[Dataset items]

______________________________

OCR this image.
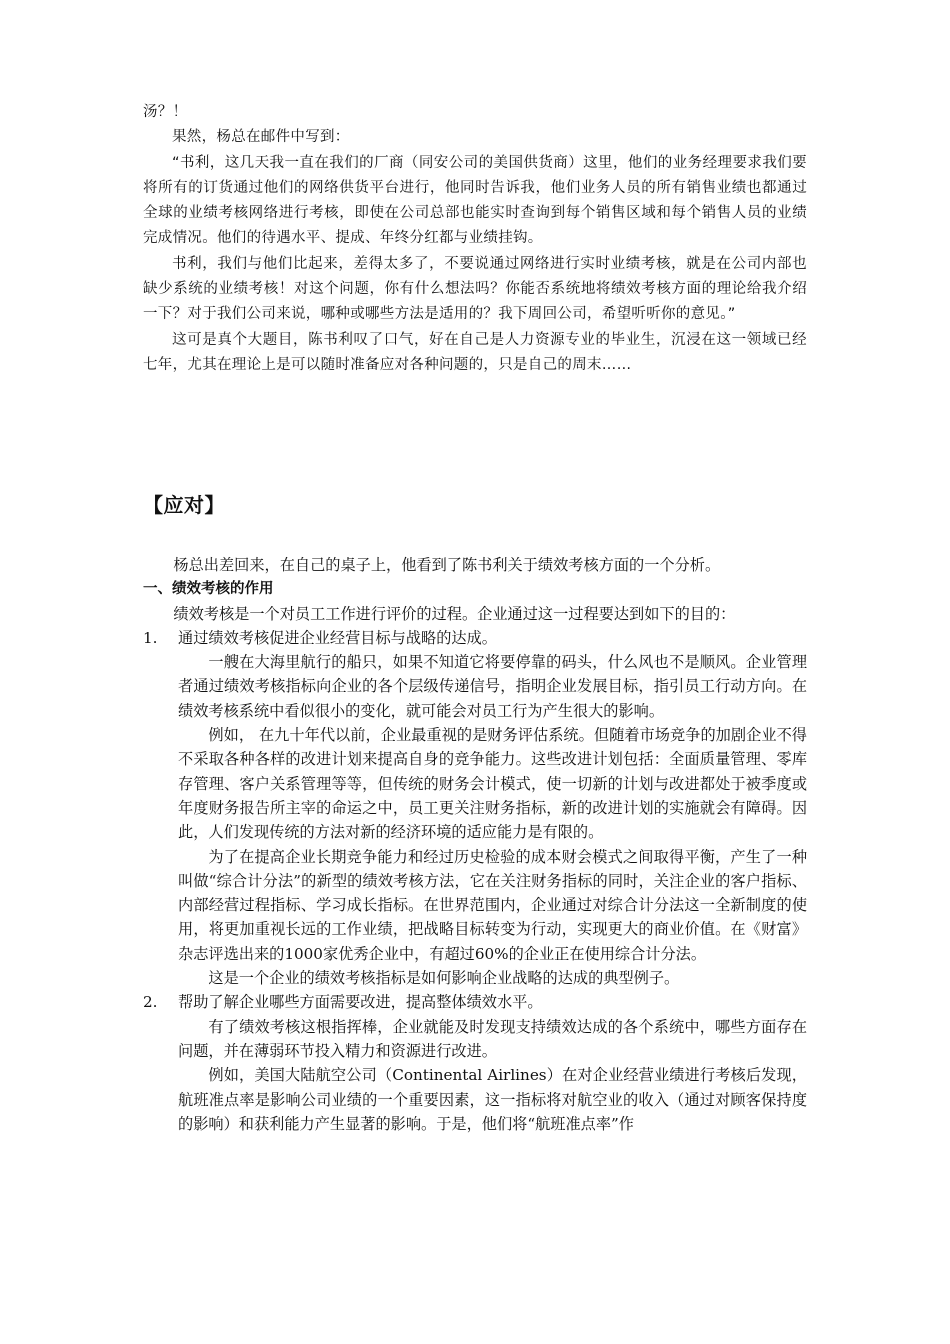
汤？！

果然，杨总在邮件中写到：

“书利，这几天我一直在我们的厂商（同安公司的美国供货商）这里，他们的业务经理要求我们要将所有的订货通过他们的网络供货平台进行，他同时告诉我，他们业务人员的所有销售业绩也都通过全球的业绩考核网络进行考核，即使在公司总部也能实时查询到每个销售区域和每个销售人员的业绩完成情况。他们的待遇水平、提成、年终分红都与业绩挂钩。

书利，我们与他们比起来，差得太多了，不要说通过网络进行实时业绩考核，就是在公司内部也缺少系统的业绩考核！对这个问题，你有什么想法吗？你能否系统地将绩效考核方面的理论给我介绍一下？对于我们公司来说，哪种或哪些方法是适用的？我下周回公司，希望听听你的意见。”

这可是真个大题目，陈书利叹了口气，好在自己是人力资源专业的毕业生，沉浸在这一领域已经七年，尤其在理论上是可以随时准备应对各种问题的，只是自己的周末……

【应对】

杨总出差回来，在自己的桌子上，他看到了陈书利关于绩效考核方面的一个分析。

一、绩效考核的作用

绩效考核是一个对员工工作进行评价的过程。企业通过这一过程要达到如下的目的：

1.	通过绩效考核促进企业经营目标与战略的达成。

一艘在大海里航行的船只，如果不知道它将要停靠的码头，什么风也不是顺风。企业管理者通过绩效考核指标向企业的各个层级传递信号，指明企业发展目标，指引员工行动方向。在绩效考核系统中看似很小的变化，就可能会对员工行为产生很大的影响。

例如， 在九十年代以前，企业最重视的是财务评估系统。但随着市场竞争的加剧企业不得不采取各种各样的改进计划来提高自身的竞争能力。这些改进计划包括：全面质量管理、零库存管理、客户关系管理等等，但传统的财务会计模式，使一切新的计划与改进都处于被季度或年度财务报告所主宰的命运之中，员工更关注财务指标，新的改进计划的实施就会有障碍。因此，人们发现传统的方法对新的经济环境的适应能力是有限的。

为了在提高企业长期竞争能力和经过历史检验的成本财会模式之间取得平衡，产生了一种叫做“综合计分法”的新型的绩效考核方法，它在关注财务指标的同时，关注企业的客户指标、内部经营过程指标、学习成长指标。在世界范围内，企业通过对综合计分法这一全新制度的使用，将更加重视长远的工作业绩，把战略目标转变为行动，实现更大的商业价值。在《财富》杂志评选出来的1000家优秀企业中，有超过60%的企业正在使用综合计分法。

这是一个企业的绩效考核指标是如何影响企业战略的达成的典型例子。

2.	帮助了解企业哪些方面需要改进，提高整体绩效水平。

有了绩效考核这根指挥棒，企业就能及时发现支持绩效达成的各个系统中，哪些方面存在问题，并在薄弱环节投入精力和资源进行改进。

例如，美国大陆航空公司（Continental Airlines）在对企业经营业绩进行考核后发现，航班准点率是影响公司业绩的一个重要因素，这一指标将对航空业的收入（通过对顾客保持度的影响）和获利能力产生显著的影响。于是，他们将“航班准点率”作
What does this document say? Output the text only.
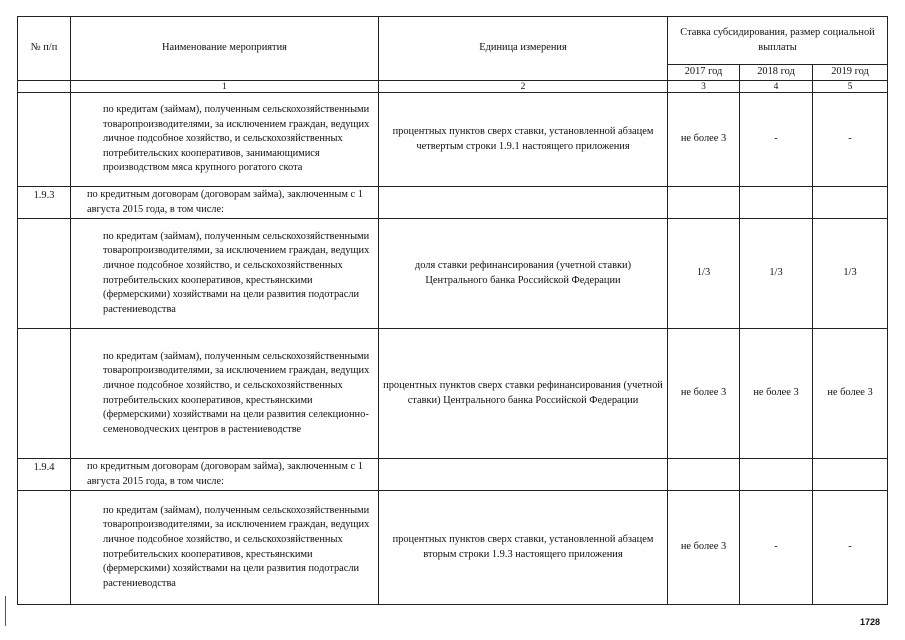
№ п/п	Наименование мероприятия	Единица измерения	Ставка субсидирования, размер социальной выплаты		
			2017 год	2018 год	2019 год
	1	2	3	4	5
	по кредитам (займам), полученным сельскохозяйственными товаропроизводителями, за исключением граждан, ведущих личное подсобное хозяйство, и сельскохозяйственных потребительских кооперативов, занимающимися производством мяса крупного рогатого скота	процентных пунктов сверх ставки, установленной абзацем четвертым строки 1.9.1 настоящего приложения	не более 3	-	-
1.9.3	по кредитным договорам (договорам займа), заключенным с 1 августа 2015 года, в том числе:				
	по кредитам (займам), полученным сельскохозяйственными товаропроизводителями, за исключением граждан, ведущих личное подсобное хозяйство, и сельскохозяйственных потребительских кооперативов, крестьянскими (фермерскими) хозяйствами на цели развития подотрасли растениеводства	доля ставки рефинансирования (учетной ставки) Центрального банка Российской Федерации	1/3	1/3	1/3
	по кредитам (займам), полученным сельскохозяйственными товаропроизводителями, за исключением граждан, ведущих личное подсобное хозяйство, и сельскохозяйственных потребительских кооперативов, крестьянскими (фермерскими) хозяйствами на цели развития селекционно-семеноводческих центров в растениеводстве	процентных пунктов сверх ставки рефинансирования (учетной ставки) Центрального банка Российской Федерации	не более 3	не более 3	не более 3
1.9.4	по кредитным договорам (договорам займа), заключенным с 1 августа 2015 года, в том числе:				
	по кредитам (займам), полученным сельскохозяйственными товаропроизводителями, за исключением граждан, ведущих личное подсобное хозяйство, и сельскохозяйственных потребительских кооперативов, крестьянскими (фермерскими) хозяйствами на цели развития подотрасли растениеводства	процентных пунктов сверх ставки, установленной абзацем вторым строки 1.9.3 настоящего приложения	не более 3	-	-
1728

______________________________

Written task: Can you restate all the records above word for word while dropping the pictures?

Response below:
OCR this image.
汤？！

果然，杨总在邮件中写到：

“书利，这几天我一直在我们的厂商（同安公司的美国供货商）这里，他们的业务经理要求我们要将所有的订货通过他们的网络供货平台进行，他同时告诉我，他们业务人员的所有销售业绩也都通过全球的业绩考核网络进行考核，即使在公司总部也能实时查询到每个销售区域和每个销售人员的业绩完成情况。他们的待遇水平、提成、年终分红都与业绩挂钩。

书利，我们与他们比起来，差得太多了，不要说通过网络进行实时业绩考核，就是在公司内部也缺少系统的业绩考核！对这个问题，你有什么想法吗？你能否系统地将绩效考核方面的理论给我介绍一下？对于我们公司来说，哪种或哪些方法是适用的？我下周回公司，希望听听你的意见。”

这可是真个大题目，陈书利叹了口气，好在自己是人力资源专业的毕业生，沉浸在这一领域已经七年，尤其在理论上是可以随时准备应对各种问题的，只是自己的周末……

【应对】

杨总出差回来，在自己的桌子上，他看到了陈书利关于绩效考核方面的一个分析。

一、绩效考核的作用

绩效考核是一个对员工工作进行评价的过程。企业通过这一过程要达到如下的目的：

1.	通过绩效考核促进企业经营目标与战略的达成。

一艘在大海里航行的船只，如果不知道它将要停靠的码头，什么风也不是顺风。企业管理者通过绩效考核指标向企业的各个层级传递信号，指明企业发展目标，指引员工行动方向。在绩效考核系统中看似很小的变化，就可能会对员工行为产生很大的影响。

例如， 在九十年代以前，企业最重视的是财务评估系统。但随着市场竞争的加剧企业不得不采取各种各样的改进计划来提高自身的竞争能力。这些改进计划包括：全面质量管理、零库存管理、客户关系管理等等，但传统的财务会计模式，使一切新的计划与改进都处于被季度或年度财务报告所主宰的命运之中，员工更关注财务指标，新的改进计划的实施就会有障碍。因此，人们发现传统的方法对新的经济环境的适应能力是有限的。

为了在提高企业长期竞争能力和经过历史检验的成本财会模式之间取得平衡，产生了一种叫做“综合计分法”的新型的绩效考核方法，它在关注财务指标的同时，关注企业的客户指标、内部经营过程指标、学习成长指标。在世界范围内，企业通过对综合计分法这一全新制度的使用，将更加重视长远的工作业绩，把战略目标转变为行动，实现更大的商业价值。在《财富》杂志评选出来的1000家优秀企业中，有超过60%的企业正在使用综合计分法。

这是一个企业的绩效考核指标是如何影响企业战略的达成的典型例子。

2.	帮助了解企业哪些方面需要改进，提高整体绩效水平。

有了绩效考核这根指挥棒，企业就能及时发现支持绩效达成的各个系统中，哪些方面存在问题，并在薄弱环节投入精力和资源进行改进。

例如，美国大陆航空公司（Continental Airlines）在对企业经营业绩进行考核后发现，航班准点率是影响公司业绩的一个重要因素，这一指标将对航空业的收入（通过对顾客保持度的影响）和获利能力产生显著的影响。于是，他们将“航班准点率”作
What does this document say? Output the text only.
№ п/п	Наименование мероприятия	Единица измерения	Ставка субсидирования, размер социальной выплаты		
			2017 год	2018 год	2019 год
	1	2	3	4	5
	по кредитам (займам), полученным сельскохозяйственными товаропроизводителями, за исключением граждан, ведущих личное подсобное хозяйство, и сельскохозяйственных потребительских кооперативов, занимающимися производством мяса крупного рогатого скота	процентных пунктов сверх ставки, установленной абзацем четвертым строки 1.9.1 настоящего приложения	не более 3	-	-
1.9.3	по кредитным договорам (договорам займа), заключенным с 1 августа 2015 года, в том числе:				
	по кредитам (займам), полученным сельскохозяйственными товаропроизводителями, за исключением граждан, ведущих личное подсобное хозяйство, и сельскохозяйственных потребительских кооперативов, крестьянскими (фермерскими) хозяйствами на цели развития подотрасли растениеводства	доля ставки рефинансирования (учетной ставки) Центрального банка Российской Федерации	1/3	1/3	1/3
	по кредитам (займам), полученным сельскохозяйственными товаропроизводителями, за исключением граждан, ведущих личное подсобное хозяйство, и сельскохозяйственных потребительских кооперативов, крестьянскими (фермерскими) хозяйствами на цели развития селекционно-семеноводческих центров в растениеводстве	процентных пунктов сверх ставки рефинансирования (учетной ставки) Центрального банка Российской Федерации	не более 3	не более 3	не более 3
1.9.4	по кредитным договорам (договорам займа), заключенным с 1 августа 2015 года, в том числе:				
	по кредитам (займам), полученным сельскохозяйственными товаропроизводителями, за исключением граждан, ведущих личное подсобное хозяйство, и сельскохозяйственных потребительских кооперативов, крестьянскими (фермерскими) хозяйствами на цели развития подотрасли растениеводства	процентных пунктов сверх ставки, установленной абзацем вторым строки 1.9.3 настоящего приложения	не более 3	-	-
1728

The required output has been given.